— Start of Data shown —

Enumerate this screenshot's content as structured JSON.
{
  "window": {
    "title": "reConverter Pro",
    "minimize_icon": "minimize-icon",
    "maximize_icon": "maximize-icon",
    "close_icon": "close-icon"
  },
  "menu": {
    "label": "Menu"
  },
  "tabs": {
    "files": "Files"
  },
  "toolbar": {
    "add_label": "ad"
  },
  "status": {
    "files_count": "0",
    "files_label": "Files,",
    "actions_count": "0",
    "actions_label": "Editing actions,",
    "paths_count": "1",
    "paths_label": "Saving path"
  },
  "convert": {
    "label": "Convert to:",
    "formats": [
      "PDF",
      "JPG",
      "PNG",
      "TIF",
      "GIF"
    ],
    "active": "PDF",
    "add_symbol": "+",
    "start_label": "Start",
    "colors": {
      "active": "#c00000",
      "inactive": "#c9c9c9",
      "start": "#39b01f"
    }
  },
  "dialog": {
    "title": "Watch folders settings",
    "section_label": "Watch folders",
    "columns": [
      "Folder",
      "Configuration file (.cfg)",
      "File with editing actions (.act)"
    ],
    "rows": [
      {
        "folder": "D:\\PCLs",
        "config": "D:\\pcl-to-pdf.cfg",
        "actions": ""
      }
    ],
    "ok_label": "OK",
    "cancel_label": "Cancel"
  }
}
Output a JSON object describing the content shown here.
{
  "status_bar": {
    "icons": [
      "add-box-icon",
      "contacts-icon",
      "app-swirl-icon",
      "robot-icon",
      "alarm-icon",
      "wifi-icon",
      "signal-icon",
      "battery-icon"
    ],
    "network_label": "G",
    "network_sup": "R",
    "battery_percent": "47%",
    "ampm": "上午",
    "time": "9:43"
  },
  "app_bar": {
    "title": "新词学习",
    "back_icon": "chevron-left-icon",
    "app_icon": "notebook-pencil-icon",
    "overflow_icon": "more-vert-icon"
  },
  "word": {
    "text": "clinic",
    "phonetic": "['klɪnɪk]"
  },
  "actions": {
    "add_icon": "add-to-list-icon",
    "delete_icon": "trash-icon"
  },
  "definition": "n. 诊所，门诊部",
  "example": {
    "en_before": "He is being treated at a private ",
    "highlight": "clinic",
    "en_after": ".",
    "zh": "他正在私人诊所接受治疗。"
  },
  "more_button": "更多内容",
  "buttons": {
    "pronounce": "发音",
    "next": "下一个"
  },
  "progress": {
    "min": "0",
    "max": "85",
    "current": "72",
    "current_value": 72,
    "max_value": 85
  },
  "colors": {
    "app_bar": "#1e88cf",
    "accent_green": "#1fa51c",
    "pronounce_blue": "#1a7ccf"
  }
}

— End of Data shown —

From the entries above, copy each line holding "content".

Enumerate this screenshot's content as structured JSON.
Output a JSON object describing the content shown here.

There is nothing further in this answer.